• **SELECTED PASSAGE**:
>> Start

# Normalization

Normalization theory is a useful aid in the design of database. This theory is built around the concept of normal form. It is a step method to refine the database design. Finally the database becomes available in the highest normal form.

## Normal form in Normalization

A relation is said to be in a normal form if it satisfies a certain specified set of constraints. The normal forms are:

First Normal Form (1NF)

Second Normal Form (2NF)

Third Normal Form (3NF)

Boyce/Codd Normal Form (BCNF)

Fourth Normal Form (4NF)

## Non-Normal Form in Normalization

A relation is said to be in non-normal form if and only if the underlying domains do not contain atomic values.

Atomic value means of composite attribute over here. In the example, order-details attribute of the relation ORDERS contains the details about part-no and qty in single attribute. It is called non-atomic value.

**ORDERS**

order-no | order-date | order-details | |

part-no | qty | ||

1 | 10/9/2018 | p1 | 10 |

p2 | 30 | ||

2 | 2/10/2019 | p5 | 10 |

p6 | 16 | ||

p7 | 52 | ||

3 | 15-11-2019 | p6 | 52 |

p3 | 44 | ||

p8 | 49 | ||

p3 | 15 |

## All The Normal forms of Normalization

### First Normal Form (1NF)

A relation R is in first normal form (1NF) if and only if the entire underlying domain contains atomic values.

The above table can be converted into 1NF as follows:

**ORDERS**

order-no | order-date | order-details | |

part-no | qty | ||

1 | 10/9/2018 | p1 | 10 |

1 | 10/9/2018 | p2 | 30 |

2 | 2/10/2019 | p5 | 10 |

2 | 2/10/2019 | p6 | 16 |

2 | 2/10/2019 | p7 | 52 |

3 | 15/11/2019 | p6 | 52 |

3 | 15/11/2019 | p3 | 44 |

3 | 15/11/2019 | p8 | 49 |

3 | 15/11/2019 | p3 | 15 |

### Second Normal Form (2NF)

A relation R is in second normal form (2NF) if and only if it is in 1NF and every non-key attribute is fully functionally dependent on the primary key.

To show how this constraints applies, let us turn to relation ORDERS as shown in above two tables. Here the relation key is { order-no, part-no}. The key attributes are order-no and part-no. The non key attributes are order-date and qty. The value of order-date, however depends only on order-no. The relation is therefore not in 2NF.

Relations that are not in second normal form can always be decomposed into second normal form relations. To do this we can use a very simple rule that is: remove the offending functional dependency.

>> End

• **SHORT PROBLEM A**: Quote the listing word for word, starting at its first line and stopping after the line that contains "alert-icon-tile — [82, 1320, 146, 1384]".
• **SHORT PROBLEM B**: Continue the text on database normalization from the point where it stops.

• **Element box annotations**:
>> Start

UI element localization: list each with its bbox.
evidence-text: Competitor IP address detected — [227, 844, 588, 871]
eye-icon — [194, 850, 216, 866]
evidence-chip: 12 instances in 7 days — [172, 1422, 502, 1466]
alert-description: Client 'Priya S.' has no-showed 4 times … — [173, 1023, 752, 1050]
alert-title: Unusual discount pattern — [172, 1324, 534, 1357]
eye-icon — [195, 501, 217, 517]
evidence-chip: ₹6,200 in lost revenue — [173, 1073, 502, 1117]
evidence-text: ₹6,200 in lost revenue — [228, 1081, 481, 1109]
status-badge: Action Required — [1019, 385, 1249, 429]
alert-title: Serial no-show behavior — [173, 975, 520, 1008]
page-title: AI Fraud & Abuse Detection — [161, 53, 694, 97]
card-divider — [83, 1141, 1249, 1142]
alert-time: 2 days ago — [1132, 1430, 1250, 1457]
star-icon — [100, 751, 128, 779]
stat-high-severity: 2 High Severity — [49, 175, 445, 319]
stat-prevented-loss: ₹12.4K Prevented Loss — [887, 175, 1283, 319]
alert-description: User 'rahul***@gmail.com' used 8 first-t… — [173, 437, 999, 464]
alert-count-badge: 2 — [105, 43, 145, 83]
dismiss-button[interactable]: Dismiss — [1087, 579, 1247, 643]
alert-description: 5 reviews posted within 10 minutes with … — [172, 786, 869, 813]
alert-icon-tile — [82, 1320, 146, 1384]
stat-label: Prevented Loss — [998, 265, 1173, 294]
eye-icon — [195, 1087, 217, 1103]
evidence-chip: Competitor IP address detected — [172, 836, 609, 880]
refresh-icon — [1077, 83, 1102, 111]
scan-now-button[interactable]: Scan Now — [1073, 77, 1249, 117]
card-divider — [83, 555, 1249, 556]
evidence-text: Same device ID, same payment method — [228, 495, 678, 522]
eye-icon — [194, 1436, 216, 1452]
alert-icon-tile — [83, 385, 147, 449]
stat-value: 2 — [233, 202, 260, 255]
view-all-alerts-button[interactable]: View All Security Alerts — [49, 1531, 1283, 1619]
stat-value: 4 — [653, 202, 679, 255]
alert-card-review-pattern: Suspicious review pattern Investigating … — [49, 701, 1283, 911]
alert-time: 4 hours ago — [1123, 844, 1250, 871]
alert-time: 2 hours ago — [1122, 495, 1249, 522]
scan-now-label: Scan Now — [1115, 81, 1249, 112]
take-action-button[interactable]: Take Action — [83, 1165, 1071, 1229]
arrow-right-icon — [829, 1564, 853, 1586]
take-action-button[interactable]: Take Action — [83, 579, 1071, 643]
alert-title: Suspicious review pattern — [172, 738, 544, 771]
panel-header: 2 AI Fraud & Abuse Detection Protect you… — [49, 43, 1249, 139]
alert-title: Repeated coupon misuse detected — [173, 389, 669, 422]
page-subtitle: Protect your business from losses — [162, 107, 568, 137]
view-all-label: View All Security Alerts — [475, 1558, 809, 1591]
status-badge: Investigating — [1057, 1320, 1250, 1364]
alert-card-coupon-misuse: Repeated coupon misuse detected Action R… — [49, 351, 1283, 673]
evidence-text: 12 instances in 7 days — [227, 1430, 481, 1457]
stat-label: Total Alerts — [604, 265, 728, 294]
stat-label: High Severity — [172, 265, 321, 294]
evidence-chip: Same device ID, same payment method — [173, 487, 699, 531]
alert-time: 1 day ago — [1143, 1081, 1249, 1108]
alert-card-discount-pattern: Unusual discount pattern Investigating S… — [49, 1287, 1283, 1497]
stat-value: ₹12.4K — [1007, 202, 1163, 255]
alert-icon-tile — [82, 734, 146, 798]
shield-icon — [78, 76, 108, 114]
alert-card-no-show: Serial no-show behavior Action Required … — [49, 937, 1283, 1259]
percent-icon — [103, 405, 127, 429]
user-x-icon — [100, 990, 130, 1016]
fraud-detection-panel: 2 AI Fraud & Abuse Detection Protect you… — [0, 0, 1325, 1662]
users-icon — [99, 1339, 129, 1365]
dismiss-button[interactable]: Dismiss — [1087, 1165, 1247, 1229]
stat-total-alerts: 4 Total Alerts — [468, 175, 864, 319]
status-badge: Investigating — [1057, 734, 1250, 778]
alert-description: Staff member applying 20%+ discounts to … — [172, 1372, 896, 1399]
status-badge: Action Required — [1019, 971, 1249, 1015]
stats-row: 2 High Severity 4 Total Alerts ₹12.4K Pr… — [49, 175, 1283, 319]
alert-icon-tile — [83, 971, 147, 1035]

>> End

• **EXPECTED ANSWER A**:
UI element localization: list each with its bbox.
evidence-text: Competitor IP address detected — [227, 844, 588, 871]
eye-icon — [194, 850, 216, 866]
evidence-chip: 12 instances in 7 days — [172, 1422, 502, 1466]
alert-description: Client 'Priya S.' has no-showed 4 times … — [173, 1023, 752, 1050]
alert-title: Unusual discount pattern — [172, 1324, 534, 1357]
eye-icon — [195, 501, 217, 517]
evidence-chip: ₹6,200 in lost revenue — [173, 1073, 502, 1117]
evidence-text: ₹6,200 in lost revenue — [228, 1081, 481, 1109]
status-badge: Action Required — [1019, 385, 1249, 429]
alert-title: Serial no-show behavior — [173, 975, 520, 1008]
page-title: AI Fraud & Abuse Detection — [161, 53, 694, 97]
card-divider — [83, 1141, 1249, 1142]
alert-time: 2 days ago — [1132, 1430, 1250, 1457]
star-icon — [100, 751, 128, 779]
stat-high-severity: 2 High Severity — [49, 175, 445, 319]
stat-prevented-loss: ₹12.4K Prevented Loss — [887, 175, 1283, 319]
alert-description: User 'rahul***@gmail.com' used 8 first-t… — [173, 437, 999, 464]
alert-count-badge: 2 — [105, 43, 145, 83]
dismiss-button[interactable]: Dismiss — [1087, 579, 1247, 643]
alert-description: 5 reviews posted within 10 minutes with … — [172, 786, 869, 813]
alert-icon-tile — [82, 1320, 146, 1384]

• **EXPECTED ANSWER B**:
This means that we take the functional dependency that violated the 2NF constraint and make a new relation out of all attributes in this functional dependency. For example, the ORDERS is not in 2NF. The offending functional dependency is:

**order-no → order-date**

To make it in 2NF we make a new relation ORDERS from this functional dependency and remove order-date from the original relation. Relation ORDERS now stores facts about orders only. The original relation is now replaced by relation ORDERS-CONTENTS, which stores facts about order lines. The relation key of relation ORDERS is order-no and ORDERS-CONTENTS is {order-no, part-no}. The newly generated relations are as shown in the following tables:

**ORDERS**

order-no | order-date |

1 | 10/9/2018 |

2 | 2/10/2019 |

3 | 15/11/2019 |

**ORDER-CONTENTS**

order-no | part-no | qty |

1 | p1 | 10 |

1 | p2 | 30 |

2 | p5 | 10 |

2 | p6 | 16 |

2 | p7 | 52 |

3 | p6 | 52 |

3 | p3 | 44 |

3 | p8 | 49 |

3 | p3 | 15 |

### Third Normal Form (3NF)

A relation R is in third normal form (3NF) if and only if it is 2NF and every non key attribute is not-transitively dependent on the primary key.

Relations in 2NF still contain redundancies and additional constraint must be satisfied to eliminate redundancies. Relations in third normal form (3NF) must satisfy yet another constraint. In such relations there should be no dependencies between non-key attributes.

Let us consider a relation VEHICLE, which in not in third normal form.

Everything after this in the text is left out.